Would you retype all of these records exactly?

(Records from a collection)
>>>>

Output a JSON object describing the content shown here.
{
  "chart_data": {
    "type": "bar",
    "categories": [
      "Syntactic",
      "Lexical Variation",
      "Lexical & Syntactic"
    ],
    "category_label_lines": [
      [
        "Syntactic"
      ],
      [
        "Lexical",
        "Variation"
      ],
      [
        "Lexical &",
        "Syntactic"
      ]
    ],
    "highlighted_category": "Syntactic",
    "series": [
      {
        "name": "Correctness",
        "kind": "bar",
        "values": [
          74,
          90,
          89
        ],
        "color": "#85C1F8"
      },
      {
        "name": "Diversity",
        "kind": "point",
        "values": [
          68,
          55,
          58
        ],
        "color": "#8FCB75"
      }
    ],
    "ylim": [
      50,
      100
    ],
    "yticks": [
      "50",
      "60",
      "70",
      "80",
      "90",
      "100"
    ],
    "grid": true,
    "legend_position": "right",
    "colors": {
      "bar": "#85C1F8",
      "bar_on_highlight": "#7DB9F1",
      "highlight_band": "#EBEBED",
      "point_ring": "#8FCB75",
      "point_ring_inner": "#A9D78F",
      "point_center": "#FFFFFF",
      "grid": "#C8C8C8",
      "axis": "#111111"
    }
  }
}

<<<<

▸ **Answer for this exercise**:
Output a JSON object describing the content shown here.
{
  "chart_data": {
    "type": "bar",
    "categories": [
      "Syntactic",
      "Lexical Variation",
      "Lexical & Syntactic"
    ],
    "category_label_lines": [
      [
        "Syntactic"
      ],
      [
        "Lexical",
        "Variation"
      ],
      [
        "Lexical &",
        "Syntactic"
      ]
    ],
    "highlighted_category": "Syntactic",
    "series": [
      {
        "name": "Correctness",
        "kind": "bar",
        "values": [
          74,
          90,
          89
        ],
        "color": "#85C1F8"
      },
      {
        "name": "Diversity",
        "kind": "point",
        "values": [
          68,
          55,
          58
        ],
        "color": "#8FCB75"
      }
    ],
    "ylim": [
      50,
      100
    ],
    "yticks": [
      "50",
      "60",
      "70",
      "80",
      "90",
      "100"
    ],
    "grid": true,
    "legend_position": "right",
    "colors": {
      "bar": "#85C1F8",
      "bar_on_highlight": "#7DB9F1",
      "highlight_band": "#EBEBED",
      "point_ring": "#8FCB75",
      "point_ring_inner": "#A9D78F",
      "point_center": "#FFFFFF",
      "grid": "#C8C8C8",
      "axis": "#111111"
    }
  }
}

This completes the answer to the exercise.